**GOAL OF THE EXERCISE**
Check every line of the material below for "JSON". Give the number of lines that have it, and only that.

**RECORDED INFORMATION**
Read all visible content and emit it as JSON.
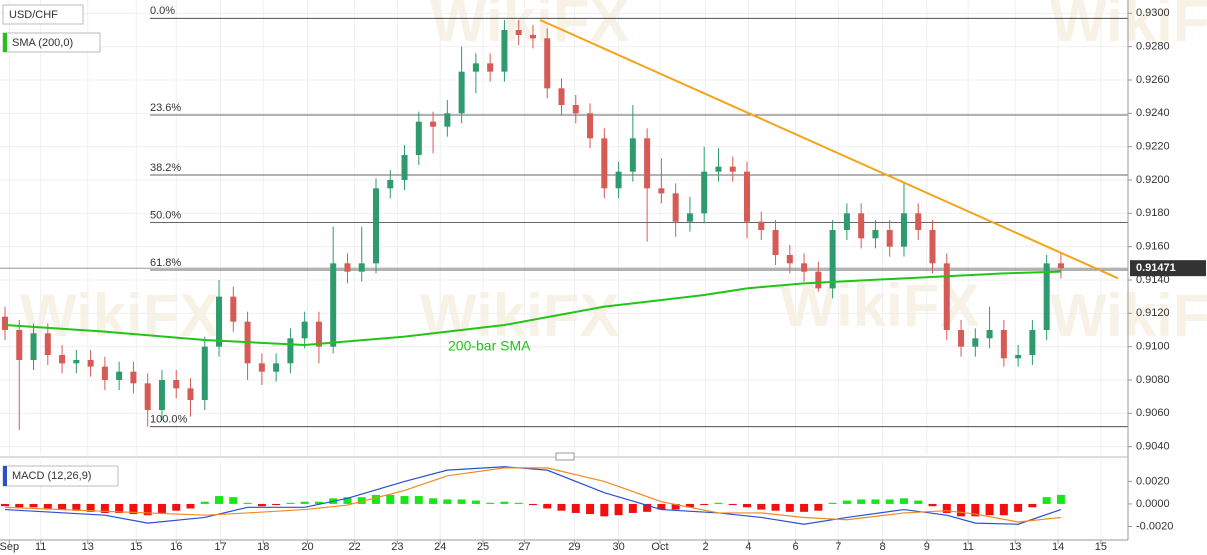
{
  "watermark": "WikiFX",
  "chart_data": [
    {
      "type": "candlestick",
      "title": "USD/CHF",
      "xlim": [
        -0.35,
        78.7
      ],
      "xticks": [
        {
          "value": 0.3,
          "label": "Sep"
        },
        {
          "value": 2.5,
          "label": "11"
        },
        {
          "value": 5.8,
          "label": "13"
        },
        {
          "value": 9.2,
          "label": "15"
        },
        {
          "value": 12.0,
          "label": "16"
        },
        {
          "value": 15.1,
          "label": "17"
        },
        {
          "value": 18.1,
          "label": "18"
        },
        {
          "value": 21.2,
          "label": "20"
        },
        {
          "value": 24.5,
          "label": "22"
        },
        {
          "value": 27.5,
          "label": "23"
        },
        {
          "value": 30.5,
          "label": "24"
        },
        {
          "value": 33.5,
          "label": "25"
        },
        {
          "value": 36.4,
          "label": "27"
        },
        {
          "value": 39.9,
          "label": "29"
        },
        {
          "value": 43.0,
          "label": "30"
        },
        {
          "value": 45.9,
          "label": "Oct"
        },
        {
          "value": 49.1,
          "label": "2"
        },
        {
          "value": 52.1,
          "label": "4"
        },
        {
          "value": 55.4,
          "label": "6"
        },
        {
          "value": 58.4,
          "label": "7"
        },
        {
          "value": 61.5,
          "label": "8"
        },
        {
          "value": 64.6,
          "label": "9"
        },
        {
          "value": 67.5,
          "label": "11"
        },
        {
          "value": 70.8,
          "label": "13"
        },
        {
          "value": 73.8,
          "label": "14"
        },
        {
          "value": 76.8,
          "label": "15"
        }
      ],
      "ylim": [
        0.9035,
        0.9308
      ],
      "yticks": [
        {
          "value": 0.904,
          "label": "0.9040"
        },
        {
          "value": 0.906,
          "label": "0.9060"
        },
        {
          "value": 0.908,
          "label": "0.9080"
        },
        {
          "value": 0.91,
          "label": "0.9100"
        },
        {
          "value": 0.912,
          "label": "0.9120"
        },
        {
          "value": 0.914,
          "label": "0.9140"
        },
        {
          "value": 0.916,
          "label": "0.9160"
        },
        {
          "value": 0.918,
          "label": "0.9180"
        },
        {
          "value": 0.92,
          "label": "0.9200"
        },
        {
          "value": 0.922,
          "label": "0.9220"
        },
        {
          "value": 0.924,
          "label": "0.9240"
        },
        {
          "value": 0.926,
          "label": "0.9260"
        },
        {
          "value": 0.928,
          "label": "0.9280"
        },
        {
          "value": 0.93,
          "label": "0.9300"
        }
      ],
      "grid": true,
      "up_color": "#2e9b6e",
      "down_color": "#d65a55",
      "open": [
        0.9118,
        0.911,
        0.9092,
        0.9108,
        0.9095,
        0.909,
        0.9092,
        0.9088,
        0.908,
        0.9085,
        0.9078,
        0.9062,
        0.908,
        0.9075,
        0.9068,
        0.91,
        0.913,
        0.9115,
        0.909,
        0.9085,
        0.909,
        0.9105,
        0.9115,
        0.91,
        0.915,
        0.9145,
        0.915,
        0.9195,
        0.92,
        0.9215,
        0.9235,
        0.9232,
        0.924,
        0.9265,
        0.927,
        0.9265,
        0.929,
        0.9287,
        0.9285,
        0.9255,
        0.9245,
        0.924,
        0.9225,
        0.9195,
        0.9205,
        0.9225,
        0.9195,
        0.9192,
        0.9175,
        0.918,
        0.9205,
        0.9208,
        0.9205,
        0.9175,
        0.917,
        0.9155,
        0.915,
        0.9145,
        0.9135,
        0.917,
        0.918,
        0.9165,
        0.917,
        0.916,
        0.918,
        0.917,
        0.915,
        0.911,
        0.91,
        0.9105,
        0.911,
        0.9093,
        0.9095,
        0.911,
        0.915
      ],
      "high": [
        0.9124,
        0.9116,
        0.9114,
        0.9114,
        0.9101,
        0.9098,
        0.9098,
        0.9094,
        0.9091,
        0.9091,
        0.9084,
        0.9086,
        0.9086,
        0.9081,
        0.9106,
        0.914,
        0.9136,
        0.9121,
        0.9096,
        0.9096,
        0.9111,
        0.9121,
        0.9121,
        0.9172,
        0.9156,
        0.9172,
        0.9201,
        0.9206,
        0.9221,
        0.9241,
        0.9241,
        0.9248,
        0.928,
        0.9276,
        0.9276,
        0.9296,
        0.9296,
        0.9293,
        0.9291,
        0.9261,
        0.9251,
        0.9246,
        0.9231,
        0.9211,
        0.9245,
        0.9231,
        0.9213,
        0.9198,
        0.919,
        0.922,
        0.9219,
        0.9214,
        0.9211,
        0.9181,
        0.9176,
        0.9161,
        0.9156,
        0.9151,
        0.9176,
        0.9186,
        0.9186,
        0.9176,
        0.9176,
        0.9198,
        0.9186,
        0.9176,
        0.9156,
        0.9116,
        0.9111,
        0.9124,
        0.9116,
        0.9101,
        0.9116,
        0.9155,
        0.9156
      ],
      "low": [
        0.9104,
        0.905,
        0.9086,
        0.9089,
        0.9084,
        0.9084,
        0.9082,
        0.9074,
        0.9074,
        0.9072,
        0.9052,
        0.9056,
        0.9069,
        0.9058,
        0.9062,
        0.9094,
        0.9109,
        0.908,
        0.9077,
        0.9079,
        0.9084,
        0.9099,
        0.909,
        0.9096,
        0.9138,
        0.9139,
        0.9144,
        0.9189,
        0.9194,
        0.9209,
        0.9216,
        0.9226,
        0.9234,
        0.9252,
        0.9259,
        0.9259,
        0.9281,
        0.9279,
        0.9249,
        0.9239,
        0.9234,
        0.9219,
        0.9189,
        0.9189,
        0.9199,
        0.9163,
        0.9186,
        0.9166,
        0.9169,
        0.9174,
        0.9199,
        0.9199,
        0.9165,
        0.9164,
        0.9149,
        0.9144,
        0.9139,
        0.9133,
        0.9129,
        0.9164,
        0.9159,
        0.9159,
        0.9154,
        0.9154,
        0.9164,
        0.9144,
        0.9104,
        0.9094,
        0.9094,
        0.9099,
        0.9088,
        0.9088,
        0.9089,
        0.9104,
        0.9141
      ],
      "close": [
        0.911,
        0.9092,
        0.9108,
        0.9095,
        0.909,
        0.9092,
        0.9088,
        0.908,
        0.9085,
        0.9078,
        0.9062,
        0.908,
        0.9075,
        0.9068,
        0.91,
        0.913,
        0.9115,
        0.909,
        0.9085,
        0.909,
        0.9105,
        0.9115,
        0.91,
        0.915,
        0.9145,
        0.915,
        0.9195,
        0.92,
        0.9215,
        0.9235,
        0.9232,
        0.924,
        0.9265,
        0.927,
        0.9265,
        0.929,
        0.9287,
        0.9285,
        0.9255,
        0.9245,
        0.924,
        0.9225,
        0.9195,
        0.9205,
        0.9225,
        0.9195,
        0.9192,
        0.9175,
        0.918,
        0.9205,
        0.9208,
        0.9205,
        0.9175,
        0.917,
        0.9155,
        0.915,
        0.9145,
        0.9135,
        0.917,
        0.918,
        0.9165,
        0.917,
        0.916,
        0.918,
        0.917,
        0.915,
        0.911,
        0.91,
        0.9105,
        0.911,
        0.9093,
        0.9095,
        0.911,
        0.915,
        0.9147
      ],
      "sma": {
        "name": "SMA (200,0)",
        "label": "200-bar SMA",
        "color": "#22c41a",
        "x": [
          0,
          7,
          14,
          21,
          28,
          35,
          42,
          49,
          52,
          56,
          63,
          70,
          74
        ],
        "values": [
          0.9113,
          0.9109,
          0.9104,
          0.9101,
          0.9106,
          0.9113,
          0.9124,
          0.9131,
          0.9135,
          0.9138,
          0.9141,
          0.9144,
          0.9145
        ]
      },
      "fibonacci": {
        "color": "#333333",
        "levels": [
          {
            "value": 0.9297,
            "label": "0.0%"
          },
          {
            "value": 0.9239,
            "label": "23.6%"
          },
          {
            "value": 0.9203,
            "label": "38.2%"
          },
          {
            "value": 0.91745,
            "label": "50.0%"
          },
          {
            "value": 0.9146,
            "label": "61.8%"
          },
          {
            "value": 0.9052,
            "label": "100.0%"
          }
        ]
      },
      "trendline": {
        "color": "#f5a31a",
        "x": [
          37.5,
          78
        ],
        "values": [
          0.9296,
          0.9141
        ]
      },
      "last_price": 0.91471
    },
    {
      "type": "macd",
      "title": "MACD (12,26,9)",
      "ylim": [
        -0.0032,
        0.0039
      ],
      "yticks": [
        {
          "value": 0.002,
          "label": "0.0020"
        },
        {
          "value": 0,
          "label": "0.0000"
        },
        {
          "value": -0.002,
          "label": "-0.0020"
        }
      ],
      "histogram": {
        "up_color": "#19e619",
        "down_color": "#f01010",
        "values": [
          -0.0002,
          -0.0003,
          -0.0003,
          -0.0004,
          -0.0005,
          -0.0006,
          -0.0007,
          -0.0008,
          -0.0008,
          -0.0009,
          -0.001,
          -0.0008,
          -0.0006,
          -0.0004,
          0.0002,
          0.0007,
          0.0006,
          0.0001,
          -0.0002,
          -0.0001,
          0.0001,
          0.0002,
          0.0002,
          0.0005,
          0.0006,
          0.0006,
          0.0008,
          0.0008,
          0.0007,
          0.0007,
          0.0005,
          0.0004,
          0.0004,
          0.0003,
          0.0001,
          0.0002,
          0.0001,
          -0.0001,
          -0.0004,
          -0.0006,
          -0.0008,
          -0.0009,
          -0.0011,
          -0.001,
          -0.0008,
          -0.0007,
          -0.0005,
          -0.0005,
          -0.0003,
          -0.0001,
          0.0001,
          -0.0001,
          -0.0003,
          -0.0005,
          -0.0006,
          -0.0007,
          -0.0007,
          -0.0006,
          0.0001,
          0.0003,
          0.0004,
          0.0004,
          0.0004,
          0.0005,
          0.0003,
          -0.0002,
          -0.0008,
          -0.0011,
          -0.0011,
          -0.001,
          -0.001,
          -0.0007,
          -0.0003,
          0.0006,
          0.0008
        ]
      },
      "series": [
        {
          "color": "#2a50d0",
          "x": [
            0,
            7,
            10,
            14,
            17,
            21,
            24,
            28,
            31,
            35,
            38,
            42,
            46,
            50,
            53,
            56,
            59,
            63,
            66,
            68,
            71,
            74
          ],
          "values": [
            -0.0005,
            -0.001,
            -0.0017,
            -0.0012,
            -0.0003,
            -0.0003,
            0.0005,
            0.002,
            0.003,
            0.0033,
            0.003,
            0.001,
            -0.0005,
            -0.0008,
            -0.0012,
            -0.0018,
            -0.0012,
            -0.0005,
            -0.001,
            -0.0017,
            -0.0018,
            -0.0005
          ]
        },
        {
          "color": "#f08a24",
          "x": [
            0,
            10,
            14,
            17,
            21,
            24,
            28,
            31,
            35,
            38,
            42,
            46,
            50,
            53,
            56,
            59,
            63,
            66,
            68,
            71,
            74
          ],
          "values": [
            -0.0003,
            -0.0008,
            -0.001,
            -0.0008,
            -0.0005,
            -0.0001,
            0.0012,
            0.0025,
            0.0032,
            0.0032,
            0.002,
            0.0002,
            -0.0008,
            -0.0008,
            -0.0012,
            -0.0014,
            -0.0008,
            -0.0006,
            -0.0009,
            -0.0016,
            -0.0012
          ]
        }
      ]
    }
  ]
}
--
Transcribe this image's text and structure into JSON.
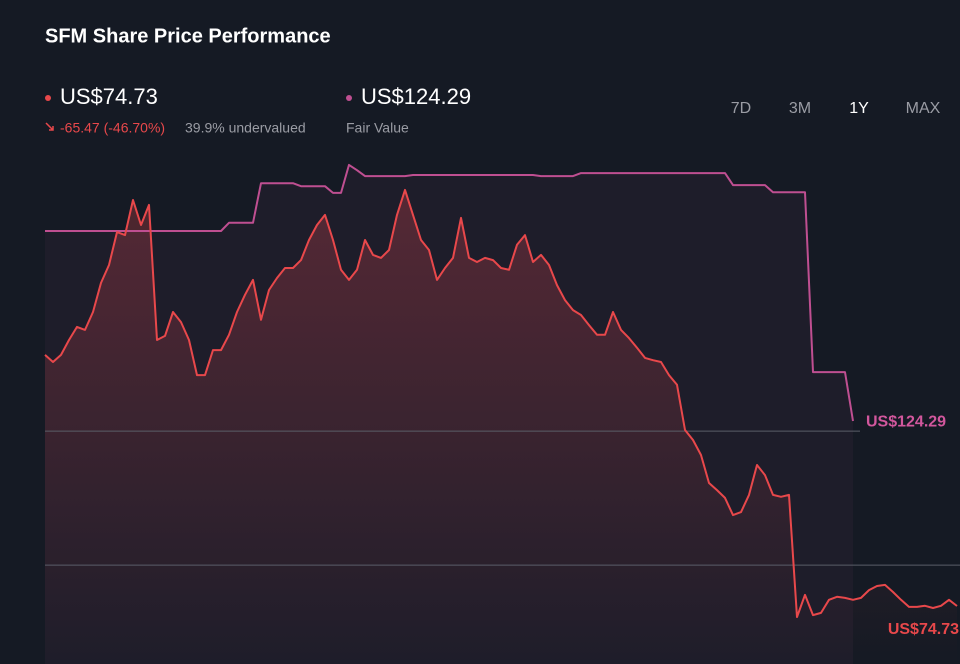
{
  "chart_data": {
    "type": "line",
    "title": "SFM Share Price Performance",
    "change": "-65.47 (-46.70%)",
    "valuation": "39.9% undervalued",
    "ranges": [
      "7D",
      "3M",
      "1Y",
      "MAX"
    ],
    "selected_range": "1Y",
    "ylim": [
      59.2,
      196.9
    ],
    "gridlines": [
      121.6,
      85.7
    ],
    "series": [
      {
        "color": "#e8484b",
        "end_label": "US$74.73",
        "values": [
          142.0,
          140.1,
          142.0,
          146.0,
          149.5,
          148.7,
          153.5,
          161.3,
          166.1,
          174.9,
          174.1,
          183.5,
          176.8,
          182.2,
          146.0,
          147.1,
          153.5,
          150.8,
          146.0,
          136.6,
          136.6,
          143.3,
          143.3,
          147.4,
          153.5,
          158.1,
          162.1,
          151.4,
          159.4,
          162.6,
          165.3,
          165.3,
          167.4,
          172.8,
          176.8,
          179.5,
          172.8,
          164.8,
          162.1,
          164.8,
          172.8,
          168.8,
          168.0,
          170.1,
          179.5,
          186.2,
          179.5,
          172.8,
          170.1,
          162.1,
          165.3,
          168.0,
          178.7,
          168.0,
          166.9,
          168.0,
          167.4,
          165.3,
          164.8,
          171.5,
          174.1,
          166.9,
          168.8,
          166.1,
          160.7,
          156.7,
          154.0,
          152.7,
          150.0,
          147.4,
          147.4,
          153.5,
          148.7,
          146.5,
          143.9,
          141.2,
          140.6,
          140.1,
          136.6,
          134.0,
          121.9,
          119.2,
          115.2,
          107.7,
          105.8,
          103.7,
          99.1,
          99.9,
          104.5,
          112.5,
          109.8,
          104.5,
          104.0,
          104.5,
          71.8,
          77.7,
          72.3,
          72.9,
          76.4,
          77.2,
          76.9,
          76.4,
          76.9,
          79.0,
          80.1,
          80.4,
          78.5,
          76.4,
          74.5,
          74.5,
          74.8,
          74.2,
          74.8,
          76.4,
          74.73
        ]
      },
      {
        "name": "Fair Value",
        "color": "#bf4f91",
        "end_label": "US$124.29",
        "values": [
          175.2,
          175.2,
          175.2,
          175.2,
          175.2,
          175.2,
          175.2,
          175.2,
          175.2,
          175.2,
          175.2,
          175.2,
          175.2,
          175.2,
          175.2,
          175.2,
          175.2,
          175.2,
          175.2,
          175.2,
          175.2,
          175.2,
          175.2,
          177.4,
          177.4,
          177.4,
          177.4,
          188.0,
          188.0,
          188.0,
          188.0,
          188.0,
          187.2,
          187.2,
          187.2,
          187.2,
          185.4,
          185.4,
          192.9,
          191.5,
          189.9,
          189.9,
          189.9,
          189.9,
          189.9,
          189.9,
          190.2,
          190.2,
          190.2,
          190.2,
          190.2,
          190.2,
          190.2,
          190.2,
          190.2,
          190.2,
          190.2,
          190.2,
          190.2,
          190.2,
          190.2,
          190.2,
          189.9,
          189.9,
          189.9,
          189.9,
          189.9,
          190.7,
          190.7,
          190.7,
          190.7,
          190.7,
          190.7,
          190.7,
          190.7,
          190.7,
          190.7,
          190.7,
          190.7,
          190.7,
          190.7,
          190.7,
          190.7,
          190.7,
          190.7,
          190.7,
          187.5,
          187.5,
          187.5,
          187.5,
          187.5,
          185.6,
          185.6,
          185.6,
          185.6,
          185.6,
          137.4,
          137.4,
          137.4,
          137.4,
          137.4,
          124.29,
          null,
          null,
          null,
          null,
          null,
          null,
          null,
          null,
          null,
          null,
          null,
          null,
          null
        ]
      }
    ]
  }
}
--
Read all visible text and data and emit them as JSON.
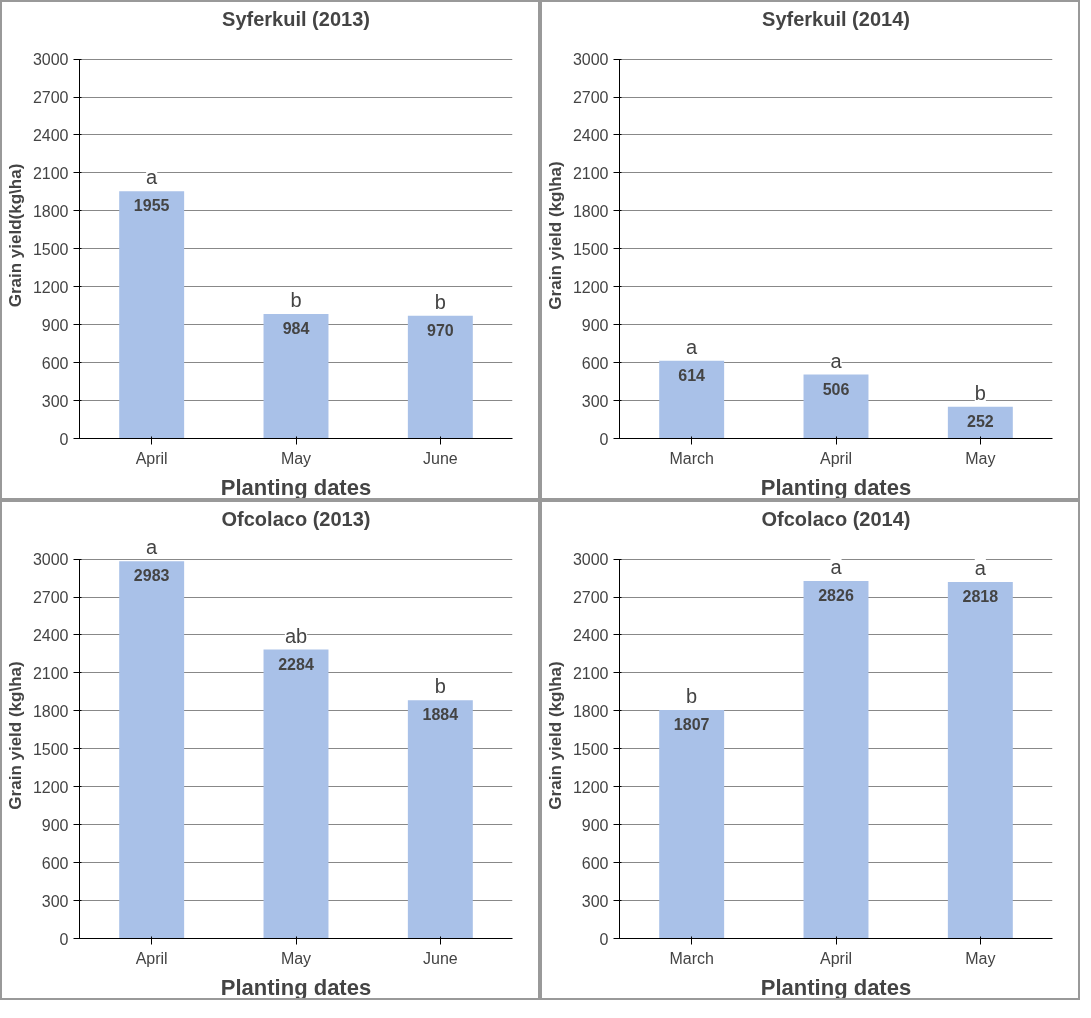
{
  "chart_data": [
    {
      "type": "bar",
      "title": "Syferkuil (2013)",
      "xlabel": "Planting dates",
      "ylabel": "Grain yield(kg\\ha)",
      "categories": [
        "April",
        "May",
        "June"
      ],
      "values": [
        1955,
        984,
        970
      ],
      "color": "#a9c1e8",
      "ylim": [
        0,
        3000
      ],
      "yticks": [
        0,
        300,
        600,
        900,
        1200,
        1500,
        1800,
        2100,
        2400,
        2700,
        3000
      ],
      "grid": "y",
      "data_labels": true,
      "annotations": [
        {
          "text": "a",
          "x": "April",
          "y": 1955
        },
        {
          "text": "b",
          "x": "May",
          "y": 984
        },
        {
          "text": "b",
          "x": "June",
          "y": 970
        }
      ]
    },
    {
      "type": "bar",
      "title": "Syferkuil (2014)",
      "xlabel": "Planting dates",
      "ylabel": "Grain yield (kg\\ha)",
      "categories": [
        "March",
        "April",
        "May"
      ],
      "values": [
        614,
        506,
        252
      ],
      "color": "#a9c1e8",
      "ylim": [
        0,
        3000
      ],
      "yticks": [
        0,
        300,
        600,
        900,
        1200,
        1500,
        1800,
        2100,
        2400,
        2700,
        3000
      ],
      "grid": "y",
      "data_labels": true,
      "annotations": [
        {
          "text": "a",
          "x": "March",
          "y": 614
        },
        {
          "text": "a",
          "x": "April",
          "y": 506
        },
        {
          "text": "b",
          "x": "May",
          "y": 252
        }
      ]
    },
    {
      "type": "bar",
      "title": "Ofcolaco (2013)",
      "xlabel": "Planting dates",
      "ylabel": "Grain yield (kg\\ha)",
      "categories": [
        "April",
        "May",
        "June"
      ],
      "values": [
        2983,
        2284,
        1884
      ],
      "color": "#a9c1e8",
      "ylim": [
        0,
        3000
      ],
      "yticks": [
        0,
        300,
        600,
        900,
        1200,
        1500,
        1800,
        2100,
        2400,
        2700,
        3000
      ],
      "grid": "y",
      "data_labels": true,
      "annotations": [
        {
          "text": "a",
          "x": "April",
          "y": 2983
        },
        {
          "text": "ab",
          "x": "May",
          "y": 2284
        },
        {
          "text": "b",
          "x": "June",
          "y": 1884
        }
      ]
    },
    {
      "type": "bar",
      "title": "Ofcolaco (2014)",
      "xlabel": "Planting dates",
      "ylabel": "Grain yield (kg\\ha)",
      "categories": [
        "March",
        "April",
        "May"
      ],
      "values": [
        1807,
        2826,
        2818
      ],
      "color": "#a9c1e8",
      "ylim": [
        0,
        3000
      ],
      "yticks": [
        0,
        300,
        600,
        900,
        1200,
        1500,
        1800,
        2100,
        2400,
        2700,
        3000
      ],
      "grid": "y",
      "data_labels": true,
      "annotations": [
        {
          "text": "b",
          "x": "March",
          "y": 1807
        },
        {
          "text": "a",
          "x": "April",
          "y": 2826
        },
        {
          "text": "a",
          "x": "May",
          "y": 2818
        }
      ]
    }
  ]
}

**ANSWER FOR THE TASK**
3